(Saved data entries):
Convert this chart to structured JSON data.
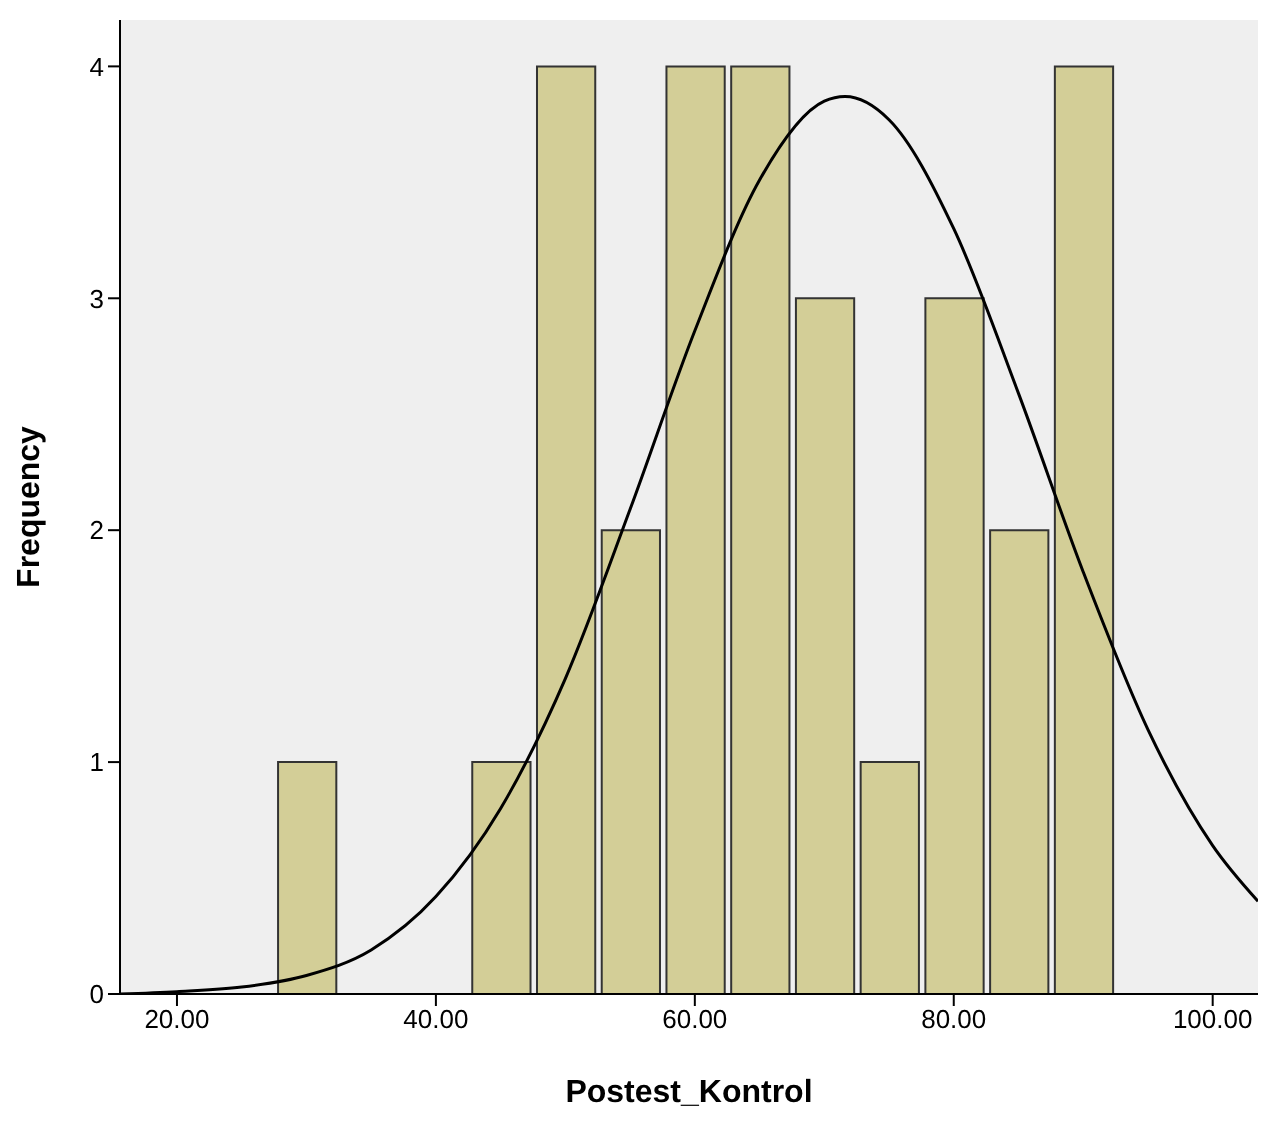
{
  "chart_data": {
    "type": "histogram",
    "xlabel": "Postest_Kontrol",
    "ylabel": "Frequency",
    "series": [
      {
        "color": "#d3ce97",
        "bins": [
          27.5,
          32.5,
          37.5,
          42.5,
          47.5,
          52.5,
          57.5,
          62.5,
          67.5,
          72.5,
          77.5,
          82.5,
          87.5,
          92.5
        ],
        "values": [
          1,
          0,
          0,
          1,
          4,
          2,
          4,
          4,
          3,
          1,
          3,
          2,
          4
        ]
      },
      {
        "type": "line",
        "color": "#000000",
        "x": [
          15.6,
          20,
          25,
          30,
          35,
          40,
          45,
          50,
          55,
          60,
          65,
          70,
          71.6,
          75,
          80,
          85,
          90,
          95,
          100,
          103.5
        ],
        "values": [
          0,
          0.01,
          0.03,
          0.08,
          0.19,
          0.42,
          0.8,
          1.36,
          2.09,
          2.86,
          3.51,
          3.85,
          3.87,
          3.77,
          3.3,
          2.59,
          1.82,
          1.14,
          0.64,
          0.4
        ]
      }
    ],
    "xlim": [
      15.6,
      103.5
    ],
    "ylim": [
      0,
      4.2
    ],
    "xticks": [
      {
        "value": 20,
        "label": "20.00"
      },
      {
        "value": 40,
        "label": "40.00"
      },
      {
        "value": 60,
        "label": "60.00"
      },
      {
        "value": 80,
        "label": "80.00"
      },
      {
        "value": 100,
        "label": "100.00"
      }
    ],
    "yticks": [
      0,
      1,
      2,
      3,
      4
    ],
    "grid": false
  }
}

(To be done): Repeat the material above in full and exactly, apart from the pictures.

(Result of the exercise):
Convert this chart to structured JSON data.
{
  "chart_data": {
    "type": "histogram",
    "xlabel": "Postest_Kontrol",
    "ylabel": "Frequency",
    "series": [
      {
        "color": "#d3ce97",
        "bins": [
          27.5,
          32.5,
          37.5,
          42.5,
          47.5,
          52.5,
          57.5,
          62.5,
          67.5,
          72.5,
          77.5,
          82.5,
          87.5,
          92.5
        ],
        "values": [
          1,
          0,
          0,
          1,
          4,
          2,
          4,
          4,
          3,
          1,
          3,
          2,
          4
        ]
      },
      {
        "type": "line",
        "color": "#000000",
        "x": [
          15.6,
          20,
          25,
          30,
          35,
          40,
          45,
          50,
          55,
          60,
          65,
          70,
          71.6,
          75,
          80,
          85,
          90,
          95,
          100,
          103.5
        ],
        "values": [
          0,
          0.01,
          0.03,
          0.08,
          0.19,
          0.42,
          0.8,
          1.36,
          2.09,
          2.86,
          3.51,
          3.85,
          3.87,
          3.77,
          3.3,
          2.59,
          1.82,
          1.14,
          0.64,
          0.4
        ]
      }
    ],
    "xlim": [
      15.6,
      103.5
    ],
    "ylim": [
      0,
      4.2
    ],
    "xticks": [
      {
        "value": 20,
        "label": "20.00"
      },
      {
        "value": 40,
        "label": "40.00"
      },
      {
        "value": 60,
        "label": "60.00"
      },
      {
        "value": 80,
        "label": "80.00"
      },
      {
        "value": 100,
        "label": "100.00"
      }
    ],
    "yticks": [
      0,
      1,
      2,
      3,
      4
    ],
    "grid": false
  }
}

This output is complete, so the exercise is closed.